Record excerpts —
::::::::

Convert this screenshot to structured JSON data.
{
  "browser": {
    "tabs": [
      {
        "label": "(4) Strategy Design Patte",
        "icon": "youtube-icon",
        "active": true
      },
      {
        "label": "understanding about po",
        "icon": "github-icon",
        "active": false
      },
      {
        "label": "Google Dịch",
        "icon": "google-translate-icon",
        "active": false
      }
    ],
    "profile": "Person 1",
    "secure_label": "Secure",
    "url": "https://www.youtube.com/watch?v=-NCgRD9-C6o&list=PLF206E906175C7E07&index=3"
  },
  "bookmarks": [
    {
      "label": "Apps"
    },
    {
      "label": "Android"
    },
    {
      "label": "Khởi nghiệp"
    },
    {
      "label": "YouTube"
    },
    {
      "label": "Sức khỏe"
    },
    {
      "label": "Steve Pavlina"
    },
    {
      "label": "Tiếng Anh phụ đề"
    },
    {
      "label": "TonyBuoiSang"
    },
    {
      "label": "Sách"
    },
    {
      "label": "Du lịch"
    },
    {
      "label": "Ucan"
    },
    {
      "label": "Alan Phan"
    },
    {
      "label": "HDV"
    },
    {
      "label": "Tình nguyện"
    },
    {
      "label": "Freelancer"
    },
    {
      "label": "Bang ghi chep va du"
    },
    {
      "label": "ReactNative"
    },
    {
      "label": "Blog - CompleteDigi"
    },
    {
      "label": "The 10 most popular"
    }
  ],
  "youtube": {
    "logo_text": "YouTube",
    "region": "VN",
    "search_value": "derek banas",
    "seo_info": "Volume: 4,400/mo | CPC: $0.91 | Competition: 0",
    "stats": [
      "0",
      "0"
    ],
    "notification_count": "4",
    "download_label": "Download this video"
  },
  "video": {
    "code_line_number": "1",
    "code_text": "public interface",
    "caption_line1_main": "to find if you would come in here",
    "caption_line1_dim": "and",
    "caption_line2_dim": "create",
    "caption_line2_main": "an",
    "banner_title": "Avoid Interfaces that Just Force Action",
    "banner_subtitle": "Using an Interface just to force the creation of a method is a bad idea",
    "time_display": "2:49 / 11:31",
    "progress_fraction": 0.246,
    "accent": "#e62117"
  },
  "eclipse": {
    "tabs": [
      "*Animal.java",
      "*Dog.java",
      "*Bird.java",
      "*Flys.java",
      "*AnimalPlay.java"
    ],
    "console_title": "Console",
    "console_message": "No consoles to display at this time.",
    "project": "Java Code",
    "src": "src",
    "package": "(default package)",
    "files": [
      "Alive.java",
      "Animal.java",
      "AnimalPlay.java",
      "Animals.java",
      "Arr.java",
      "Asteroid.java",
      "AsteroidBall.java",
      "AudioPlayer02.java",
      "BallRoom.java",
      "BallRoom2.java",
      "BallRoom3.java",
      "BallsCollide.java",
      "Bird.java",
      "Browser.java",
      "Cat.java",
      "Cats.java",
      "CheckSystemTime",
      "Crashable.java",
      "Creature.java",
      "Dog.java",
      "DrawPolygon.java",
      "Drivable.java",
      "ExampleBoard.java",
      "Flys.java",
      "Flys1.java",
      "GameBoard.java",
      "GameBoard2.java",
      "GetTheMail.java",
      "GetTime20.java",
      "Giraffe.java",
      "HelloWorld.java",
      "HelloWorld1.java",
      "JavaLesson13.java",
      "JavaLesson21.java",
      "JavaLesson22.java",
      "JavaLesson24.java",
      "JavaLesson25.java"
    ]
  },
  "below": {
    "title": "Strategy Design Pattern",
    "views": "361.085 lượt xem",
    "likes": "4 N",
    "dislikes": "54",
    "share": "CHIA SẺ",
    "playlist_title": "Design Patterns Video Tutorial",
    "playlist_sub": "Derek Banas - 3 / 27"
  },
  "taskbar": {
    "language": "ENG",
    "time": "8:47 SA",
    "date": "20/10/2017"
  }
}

::::::::

Directive — Restate the whole of the material exactly.

Result —
Convert this screenshot to structured JSON data.
{
  "browser": {
    "tabs": [
      {
        "label": "(4) Strategy Design Patte",
        "icon": "youtube-icon",
        "active": true
      },
      {
        "label": "understanding about po",
        "icon": "github-icon",
        "active": false
      },
      {
        "label": "Google Dịch",
        "icon": "google-translate-icon",
        "active": false
      }
    ],
    "profile": "Person 1",
    "secure_label": "Secure",
    "url": "https://www.youtube.com/watch?v=-NCgRD9-C6o&list=PLF206E906175C7E07&index=3"
  },
  "bookmarks": [
    {
      "label": "Apps"
    },
    {
      "label": "Android"
    },
    {
      "label": "Khởi nghiệp"
    },
    {
      "label": "YouTube"
    },
    {
      "label": "Sức khỏe"
    },
    {
      "label": "Steve Pavlina"
    },
    {
      "label": "Tiếng Anh phụ đề"
    },
    {
      "label": "TonyBuoiSang"
    },
    {
      "label": "Sách"
    },
    {
      "label": "Du lịch"
    },
    {
      "label": "Ucan"
    },
    {
      "label": "Alan Phan"
    },
    {
      "label": "HDV"
    },
    {
      "label": "Tình nguyện"
    },
    {
      "label": "Freelancer"
    },
    {
      "label": "Bang ghi chep va du"
    },
    {
      "label": "ReactNative"
    },
    {
      "label": "Blog - CompleteDigi"
    },
    {
      "label": "The 10 most popular"
    }
  ],
  "youtube": {
    "logo_text": "YouTube",
    "region": "VN",
    "search_value": "derek banas",
    "seo_info": "Volume: 4,400/mo | CPC: $0.91 | Competition: 0",
    "stats": [
      "0",
      "0"
    ],
    "notification_count": "4",
    "download_label": "Download this video"
  },
  "video": {
    "code_line_number": "1",
    "code_text": "public interface",
    "caption_line1_main": "to find if you would come in here",
    "caption_line1_dim": "and",
    "caption_line2_dim": "create",
    "caption_line2_main": "an",
    "banner_title": "Avoid Interfaces that Just Force Action",
    "banner_subtitle": "Using an Interface just to force the creation of a method is a bad idea",
    "time_display": "2:49 / 11:31",
    "progress_fraction": 0.246,
    "accent": "#e62117"
  },
  "eclipse": {
    "tabs": [
      "*Animal.java",
      "*Dog.java",
      "*Bird.java",
      "*Flys.java",
      "*AnimalPlay.java"
    ],
    "console_title": "Console",
    "console_message": "No consoles to display at this time.",
    "project": "Java Code",
    "src": "src",
    "package": "(default package)",
    "files": [
      "Alive.java",
      "Animal.java",
      "AnimalPlay.java",
      "Animals.java",
      "Arr.java",
      "Asteroid.java",
      "AsteroidBall.java",
      "AudioPlayer02.java",
      "BallRoom.java",
      "BallRoom2.java",
      "BallRoom3.java",
      "BallsCollide.java",
      "Bird.java",
      "Browser.java",
      "Cat.java",
      "Cats.java",
      "CheckSystemTime",
      "Crashable.java",
      "Creature.java",
      "Dog.java",
      "DrawPolygon.java",
      "Drivable.java",
      "ExampleBoard.java",
      "Flys.java",
      "Flys1.java",
      "GameBoard.java",
      "GameBoard2.java",
      "GetTheMail.java",
      "GetTime20.java",
      "Giraffe.java",
      "HelloWorld.java",
      "HelloWorld1.java",
      "JavaLesson13.java",
      "JavaLesson21.java",
      "JavaLesson22.java",
      "JavaLesson24.java",
      "JavaLesson25.java"
    ]
  },
  "below": {
    "title": "Strategy Design Pattern",
    "views": "361.085 lượt xem",
    "likes": "4 N",
    "dislikes": "54",
    "share": "CHIA SẺ",
    "playlist_title": "Design Patterns Video Tutorial",
    "playlist_sub": "Derek Banas - 3 / 27"
  },
  "taskbar": {
    "language": "ENG",
    "time": "8:47 SA",
    "date": "20/10/2017"
  }
}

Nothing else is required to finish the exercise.